Task description → Every line that includes the word "placeholder" is to be listed.

A block of data →
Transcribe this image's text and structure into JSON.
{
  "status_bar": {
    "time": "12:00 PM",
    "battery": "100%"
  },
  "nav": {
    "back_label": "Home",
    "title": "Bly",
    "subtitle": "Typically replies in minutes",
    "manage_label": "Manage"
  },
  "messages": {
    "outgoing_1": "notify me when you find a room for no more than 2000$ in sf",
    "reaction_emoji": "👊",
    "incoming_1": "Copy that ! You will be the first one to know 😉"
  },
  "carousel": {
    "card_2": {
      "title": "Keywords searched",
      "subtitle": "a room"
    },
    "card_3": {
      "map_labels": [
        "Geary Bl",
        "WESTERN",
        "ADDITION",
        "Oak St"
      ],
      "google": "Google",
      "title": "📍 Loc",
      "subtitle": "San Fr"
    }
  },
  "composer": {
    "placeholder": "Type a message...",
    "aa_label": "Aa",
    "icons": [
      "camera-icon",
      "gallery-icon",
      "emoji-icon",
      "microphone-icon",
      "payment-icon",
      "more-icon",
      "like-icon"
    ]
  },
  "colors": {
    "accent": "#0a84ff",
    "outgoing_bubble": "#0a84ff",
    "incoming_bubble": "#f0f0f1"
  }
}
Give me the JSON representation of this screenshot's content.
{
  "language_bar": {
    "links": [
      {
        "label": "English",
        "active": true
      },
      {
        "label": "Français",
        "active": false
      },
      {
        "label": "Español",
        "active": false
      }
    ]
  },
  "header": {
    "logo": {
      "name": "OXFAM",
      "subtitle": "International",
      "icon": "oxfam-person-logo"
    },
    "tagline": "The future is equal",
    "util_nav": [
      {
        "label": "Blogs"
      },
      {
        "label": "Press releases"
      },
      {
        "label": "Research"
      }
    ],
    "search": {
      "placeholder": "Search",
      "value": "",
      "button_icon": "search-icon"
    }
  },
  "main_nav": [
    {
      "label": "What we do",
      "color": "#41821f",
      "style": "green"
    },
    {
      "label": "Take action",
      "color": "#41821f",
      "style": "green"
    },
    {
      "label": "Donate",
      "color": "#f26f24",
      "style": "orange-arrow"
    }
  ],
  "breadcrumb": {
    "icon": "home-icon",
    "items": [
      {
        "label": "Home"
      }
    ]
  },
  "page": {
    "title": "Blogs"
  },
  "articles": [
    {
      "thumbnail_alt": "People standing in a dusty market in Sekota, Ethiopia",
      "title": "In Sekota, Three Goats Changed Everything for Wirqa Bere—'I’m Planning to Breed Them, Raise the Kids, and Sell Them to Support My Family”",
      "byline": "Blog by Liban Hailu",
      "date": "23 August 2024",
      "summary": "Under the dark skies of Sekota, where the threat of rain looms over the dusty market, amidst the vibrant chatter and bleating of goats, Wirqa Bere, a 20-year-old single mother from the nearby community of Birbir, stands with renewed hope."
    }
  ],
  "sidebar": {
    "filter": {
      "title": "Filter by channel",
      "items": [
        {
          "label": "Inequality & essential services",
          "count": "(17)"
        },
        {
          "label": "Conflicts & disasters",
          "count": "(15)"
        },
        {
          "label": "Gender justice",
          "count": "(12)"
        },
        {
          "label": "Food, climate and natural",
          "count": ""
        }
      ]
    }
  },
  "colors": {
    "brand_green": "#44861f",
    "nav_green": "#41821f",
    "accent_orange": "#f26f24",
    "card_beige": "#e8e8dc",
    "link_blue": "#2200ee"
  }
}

Reply to the exercise →
    "placeholder": "Type a message...",
      "placeholder": "Search",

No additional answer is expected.